Instructions for the task → The data below must be copied in full and without any change.

Data →
☆ ☆ ☆ ☆ ☆ ☆ ☆

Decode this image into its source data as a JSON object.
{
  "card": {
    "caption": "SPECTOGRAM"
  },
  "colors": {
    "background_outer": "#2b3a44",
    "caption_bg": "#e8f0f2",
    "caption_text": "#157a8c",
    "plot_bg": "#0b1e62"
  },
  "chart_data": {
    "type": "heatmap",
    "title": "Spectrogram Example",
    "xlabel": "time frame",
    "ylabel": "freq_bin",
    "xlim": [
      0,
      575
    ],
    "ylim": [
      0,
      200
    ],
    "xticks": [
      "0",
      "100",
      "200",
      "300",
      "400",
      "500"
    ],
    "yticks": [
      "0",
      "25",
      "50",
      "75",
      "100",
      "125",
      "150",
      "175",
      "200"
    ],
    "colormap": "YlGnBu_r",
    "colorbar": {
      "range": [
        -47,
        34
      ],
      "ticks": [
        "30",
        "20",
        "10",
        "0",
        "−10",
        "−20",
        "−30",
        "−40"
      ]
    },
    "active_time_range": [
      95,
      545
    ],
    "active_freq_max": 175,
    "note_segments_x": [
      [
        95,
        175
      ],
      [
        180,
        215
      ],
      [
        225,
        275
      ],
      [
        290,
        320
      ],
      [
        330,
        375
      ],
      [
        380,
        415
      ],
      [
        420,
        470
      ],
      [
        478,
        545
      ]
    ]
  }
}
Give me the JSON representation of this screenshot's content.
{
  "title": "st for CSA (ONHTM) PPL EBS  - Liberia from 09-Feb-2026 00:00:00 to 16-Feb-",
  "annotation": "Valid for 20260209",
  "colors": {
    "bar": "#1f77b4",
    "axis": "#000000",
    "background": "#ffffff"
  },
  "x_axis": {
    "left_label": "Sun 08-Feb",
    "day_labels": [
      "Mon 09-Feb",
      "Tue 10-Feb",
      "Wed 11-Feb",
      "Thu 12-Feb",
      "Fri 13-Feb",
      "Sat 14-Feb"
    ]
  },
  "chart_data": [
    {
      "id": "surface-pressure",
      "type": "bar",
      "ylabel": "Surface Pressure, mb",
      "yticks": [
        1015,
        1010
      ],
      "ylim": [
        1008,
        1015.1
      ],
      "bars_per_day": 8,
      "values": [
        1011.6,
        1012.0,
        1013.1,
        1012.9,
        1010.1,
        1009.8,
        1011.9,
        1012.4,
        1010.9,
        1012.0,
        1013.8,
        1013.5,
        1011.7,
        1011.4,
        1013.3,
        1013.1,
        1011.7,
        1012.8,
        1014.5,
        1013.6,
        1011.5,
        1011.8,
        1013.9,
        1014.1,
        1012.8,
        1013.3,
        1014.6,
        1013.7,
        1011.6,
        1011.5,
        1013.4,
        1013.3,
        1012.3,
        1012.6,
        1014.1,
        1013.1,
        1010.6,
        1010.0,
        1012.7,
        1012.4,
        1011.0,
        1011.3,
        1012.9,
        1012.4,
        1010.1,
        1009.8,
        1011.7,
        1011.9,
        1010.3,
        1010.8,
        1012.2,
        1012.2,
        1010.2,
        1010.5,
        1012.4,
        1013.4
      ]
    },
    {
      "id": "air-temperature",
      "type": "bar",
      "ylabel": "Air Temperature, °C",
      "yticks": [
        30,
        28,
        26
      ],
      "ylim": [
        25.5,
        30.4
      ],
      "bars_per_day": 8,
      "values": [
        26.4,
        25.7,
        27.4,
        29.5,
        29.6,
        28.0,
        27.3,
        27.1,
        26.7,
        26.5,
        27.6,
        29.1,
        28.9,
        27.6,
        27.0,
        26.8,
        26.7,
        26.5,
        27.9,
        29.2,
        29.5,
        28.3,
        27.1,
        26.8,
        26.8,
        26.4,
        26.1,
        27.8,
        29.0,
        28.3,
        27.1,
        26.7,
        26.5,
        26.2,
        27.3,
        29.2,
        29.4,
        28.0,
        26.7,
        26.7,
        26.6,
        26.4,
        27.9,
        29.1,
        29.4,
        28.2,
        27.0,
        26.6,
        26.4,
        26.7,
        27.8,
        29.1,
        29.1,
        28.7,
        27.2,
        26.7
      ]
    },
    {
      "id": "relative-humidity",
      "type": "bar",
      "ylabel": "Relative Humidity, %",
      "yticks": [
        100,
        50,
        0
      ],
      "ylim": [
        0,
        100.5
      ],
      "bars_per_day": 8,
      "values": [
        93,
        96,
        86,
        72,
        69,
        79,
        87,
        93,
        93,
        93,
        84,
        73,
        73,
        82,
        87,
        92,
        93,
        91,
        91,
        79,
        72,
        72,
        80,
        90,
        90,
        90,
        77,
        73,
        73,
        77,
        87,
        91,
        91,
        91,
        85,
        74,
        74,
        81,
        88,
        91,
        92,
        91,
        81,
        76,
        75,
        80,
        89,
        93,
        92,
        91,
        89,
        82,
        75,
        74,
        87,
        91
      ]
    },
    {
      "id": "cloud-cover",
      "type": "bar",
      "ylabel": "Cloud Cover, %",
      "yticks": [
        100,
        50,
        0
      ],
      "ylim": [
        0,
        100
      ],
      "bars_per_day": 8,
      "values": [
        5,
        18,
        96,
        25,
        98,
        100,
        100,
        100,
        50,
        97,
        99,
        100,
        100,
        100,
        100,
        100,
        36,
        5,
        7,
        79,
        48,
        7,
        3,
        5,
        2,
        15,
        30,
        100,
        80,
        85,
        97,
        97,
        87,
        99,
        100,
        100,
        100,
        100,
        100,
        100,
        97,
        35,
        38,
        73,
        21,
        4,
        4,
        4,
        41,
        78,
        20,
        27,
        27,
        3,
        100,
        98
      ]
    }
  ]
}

☆ ☆ ☆ ☆ ☆ ☆ ☆

Problem solution →
Decode this image into its source data as a JSON object.
{
  "card": {
    "caption": "SPECTOGRAM"
  },
  "colors": {
    "background_outer": "#2b3a44",
    "caption_bg": "#e8f0f2",
    "caption_text": "#157a8c",
    "plot_bg": "#0b1e62"
  },
  "chart_data": {
    "type": "heatmap",
    "title": "Spectrogram Example",
    "xlabel": "time frame",
    "ylabel": "freq_bin",
    "xlim": [
      0,
      575
    ],
    "ylim": [
      0,
      200
    ],
    "xticks": [
      "0",
      "100",
      "200",
      "300",
      "400",
      "500"
    ],
    "yticks": [
      "0",
      "25",
      "50",
      "75",
      "100",
      "125",
      "150",
      "175",
      "200"
    ],
    "colormap": "YlGnBu_r",
    "colorbar": {
      "range": [
        -47,
        34
      ],
      "ticks": [
        "30",
        "20",
        "10",
        "0",
        "−10",
        "−20",
        "−30",
        "−40"
      ]
    },
    "active_time_range": [
      95,
      545
    ],
    "active_freq_max": 175,
    "note_segments_x": [
      [
        95,
        175
      ],
      [
        180,
        215
      ],
      [
        225,
        275
      ],
      [
        290,
        320
      ],
      [
        330,
        375
      ],
      [
        380,
        415
      ],
      [
        420,
        470
      ],
      [
        478,
        545
      ]
    ]
  }
}
Give me the JSON representation of this screenshot's content.
{
  "title": "st for CSA (ONHTM) PPL EBS  - Liberia from 09-Feb-2026 00:00:00 to 16-Feb-",
  "annotation": "Valid for 20260209",
  "colors": {
    "bar": "#1f77b4",
    "axis": "#000000",
    "background": "#ffffff"
  },
  "x_axis": {
    "left_label": "Sun 08-Feb",
    "day_labels": [
      "Mon 09-Feb",
      "Tue 10-Feb",
      "Wed 11-Feb",
      "Thu 12-Feb",
      "Fri 13-Feb",
      "Sat 14-Feb"
    ]
  },
  "chart_data": [
    {
      "id": "surface-pressure",
      "type": "bar",
      "ylabel": "Surface Pressure, mb",
      "yticks": [
        1015,
        1010
      ],
      "ylim": [
        1008,
        1015.1
      ],
      "bars_per_day": 8,
      "values": [
        1011.6,
        1012.0,
        1013.1,
        1012.9,
        1010.1,
        1009.8,
        1011.9,
        1012.4,
        1010.9,
        1012.0,
        1013.8,
        1013.5,
        1011.7,
        1011.4,
        1013.3,
        1013.1,
        1011.7,
        1012.8,
        1014.5,
        1013.6,
        1011.5,
        1011.8,
        1013.9,
        1014.1,
        1012.8,
        1013.3,
        1014.6,
        1013.7,
        1011.6,
        1011.5,
        1013.4,
        1013.3,
        1012.3,
        1012.6,
        1014.1,
        1013.1,
        1010.6,
        1010.0,
        1012.7,
        1012.4,
        1011.0,
        1011.3,
        1012.9,
        1012.4,
        1010.1,
        1009.8,
        1011.7,
        1011.9,
        1010.3,
        1010.8,
        1012.2,
        1012.2,
        1010.2,
        1010.5,
        1012.4,
        1013.4
      ]
    },
    {
      "id": "air-temperature",
      "type": "bar",
      "ylabel": "Air Temperature, °C",
      "yticks": [
        30,
        28,
        26
      ],
      "ylim": [
        25.5,
        30.4
      ],
      "bars_per_day": 8,
      "values": [
        26.4,
        25.7,
        27.4,
        29.5,
        29.6,
        28.0,
        27.3,
        27.1,
        26.7,
        26.5,
        27.6,
        29.1,
        28.9,
        27.6,
        27.0,
        26.8,
        26.7,
        26.5,
        27.9,
        29.2,
        29.5,
        28.3,
        27.1,
        26.8,
        26.8,
        26.4,
        26.1,
        27.8,
        29.0,
        28.3,
        27.1,
        26.7,
        26.5,
        26.2,
        27.3,
        29.2,
        29.4,
        28.0,
        26.7,
        26.7,
        26.6,
        26.4,
        27.9,
        29.1,
        29.4,
        28.2,
        27.0,
        26.6,
        26.4,
        26.7,
        27.8,
        29.1,
        29.1,
        28.7,
        27.2,
        26.7
      ]
    },
    {
      "id": "relative-humidity",
      "type": "bar",
      "ylabel": "Relative Humidity, %",
      "yticks": [
        100,
        50,
        0
      ],
      "ylim": [
        0,
        100.5
      ],
      "bars_per_day": 8,
      "values": [
        93,
        96,
        86,
        72,
        69,
        79,
        87,
        93,
        93,
        93,
        84,
        73,
        73,
        82,
        87,
        92,
        93,
        91,
        91,
        79,
        72,
        72,
        80,
        90,
        90,
        90,
        77,
        73,
        73,
        77,
        87,
        91,
        91,
        91,
        85,
        74,
        74,
        81,
        88,
        91,
        92,
        91,
        81,
        76,
        75,
        80,
        89,
        93,
        92,
        91,
        89,
        82,
        75,
        74,
        87,
        91
      ]
    },
    {
      "id": "cloud-cover",
      "type": "bar",
      "ylabel": "Cloud Cover, %",
      "yticks": [
        100,
        50,
        0
      ],
      "ylim": [
        0,
        100
      ],
      "bars_per_day": 8,
      "values": [
        5,
        18,
        96,
        25,
        98,
        100,
        100,
        100,
        50,
        97,
        99,
        100,
        100,
        100,
        100,
        100,
        36,
        5,
        7,
        79,
        48,
        7,
        3,
        5,
        2,
        15,
        30,
        100,
        80,
        85,
        97,
        97,
        87,
        99,
        100,
        100,
        100,
        100,
        100,
        100,
        97,
        35,
        38,
        73,
        21,
        4,
        4,
        4,
        41,
        78,
        20,
        27,
        27,
        3,
        100,
        98
      ]
    }
  ]
}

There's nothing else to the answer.